**Work to do:** Only the lines from the one containing "What's the underlying" through the one containing "Parse this screenshot: output" should be duplicated, exactly as they appear. Pictures are to be left out.
** BEGIN Data shown **
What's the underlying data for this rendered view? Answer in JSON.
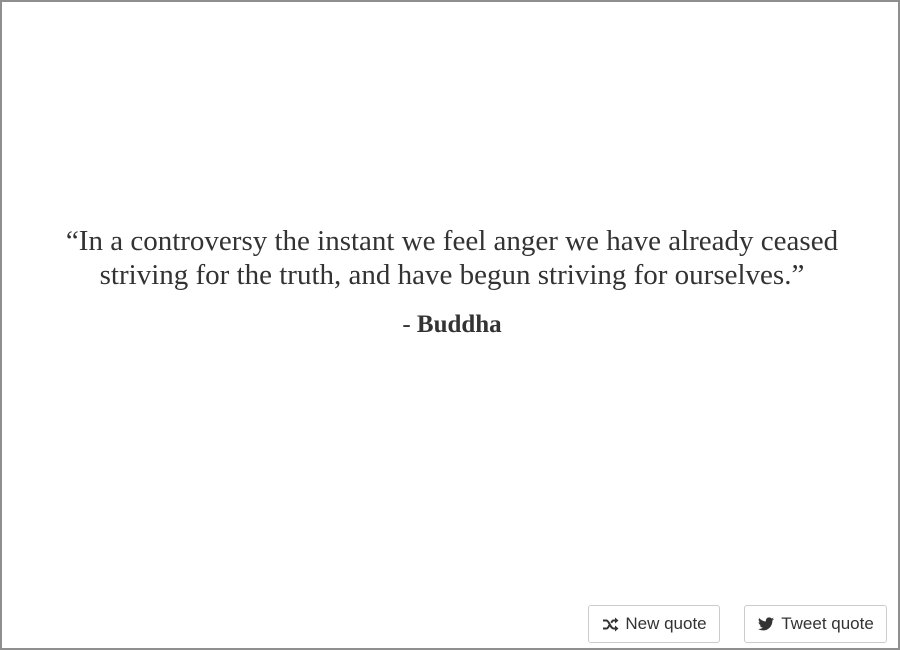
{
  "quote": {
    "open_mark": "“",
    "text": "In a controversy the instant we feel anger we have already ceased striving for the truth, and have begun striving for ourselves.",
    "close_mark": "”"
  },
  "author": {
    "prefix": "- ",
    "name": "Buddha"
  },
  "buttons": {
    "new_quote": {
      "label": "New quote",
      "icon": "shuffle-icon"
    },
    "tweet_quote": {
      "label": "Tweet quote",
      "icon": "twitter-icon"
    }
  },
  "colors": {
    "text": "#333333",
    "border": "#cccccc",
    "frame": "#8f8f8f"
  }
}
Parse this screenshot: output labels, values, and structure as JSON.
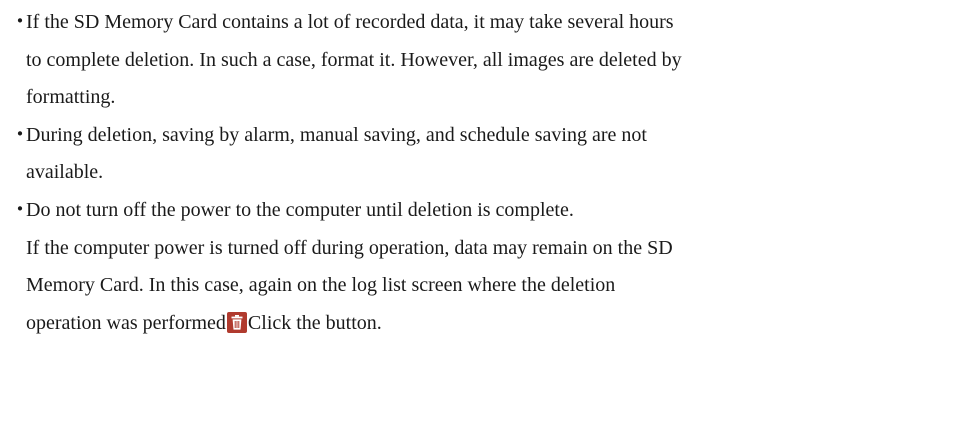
** END Data shown **
** BEGIN Data shown **
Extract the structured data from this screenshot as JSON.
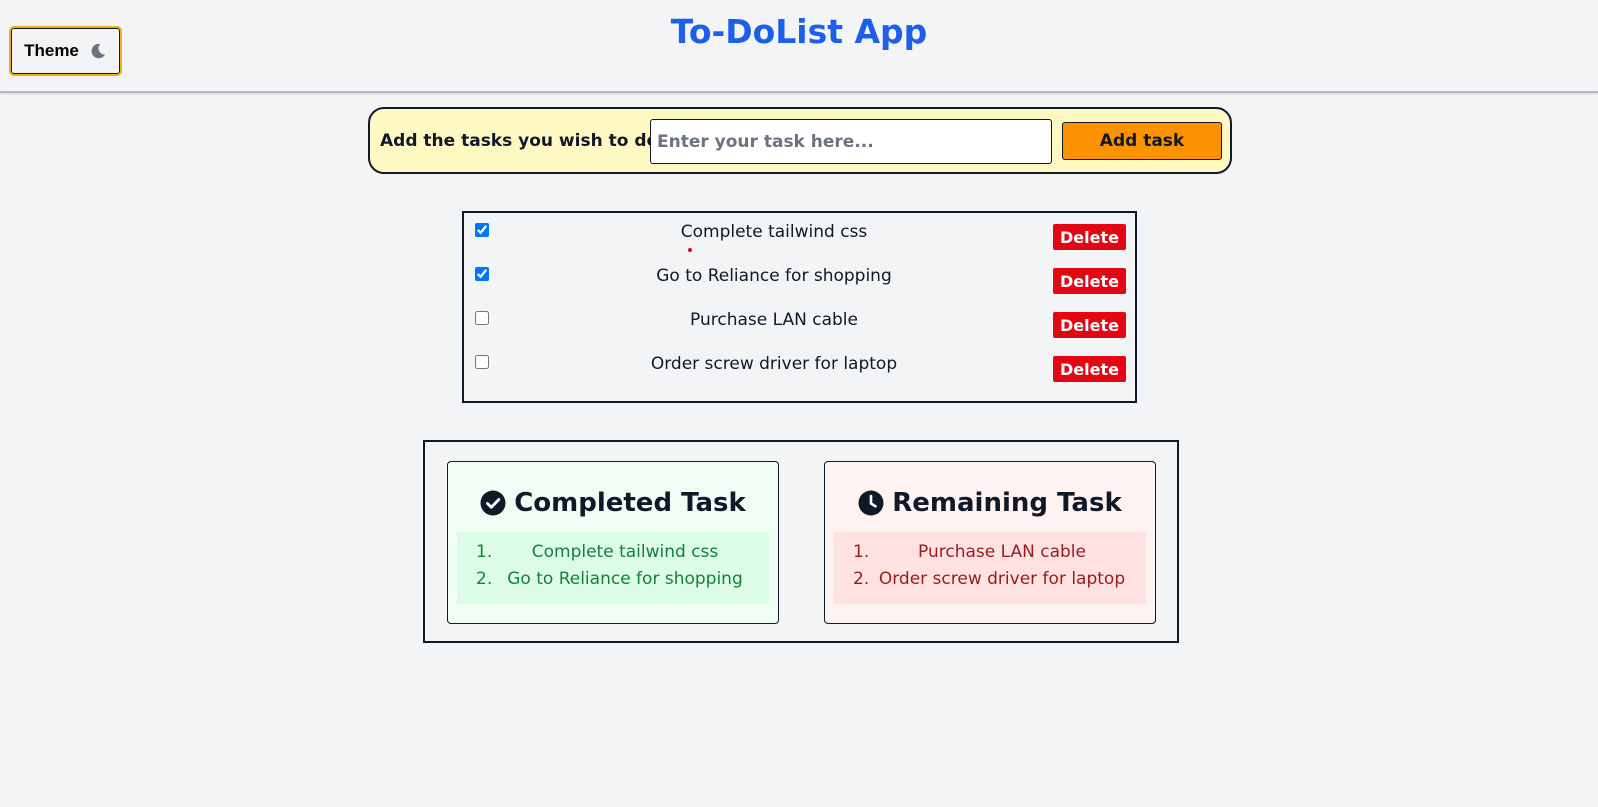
** END Data shown **
**Answer to the task:**
What's the underlying data for this rendered view? Answer in JSON.
{
  "quote": {
    "open_mark": "“",
    "text": "In a controversy the instant we feel anger we have already ceased striving for the truth, and have begun striving for ourselves.",
    "close_mark": "”"
  },
  "author": {
    "prefix": "- ",
    "name": "Buddha"
  },
  "buttons": {
    "new_quote": {
      "label": "New quote",
      "icon": "shuffle-icon"
    },
    "tweet_quote": {
      "label": "Tweet quote",
      "icon": "twitter-icon"
    }
  },
  "colors": {
    "text": "#333333",
    "border": "#cccccc",
    "frame": "#8f8f8f"
  }
}
Parse this screenshot: output labels, values, and structure as JSON.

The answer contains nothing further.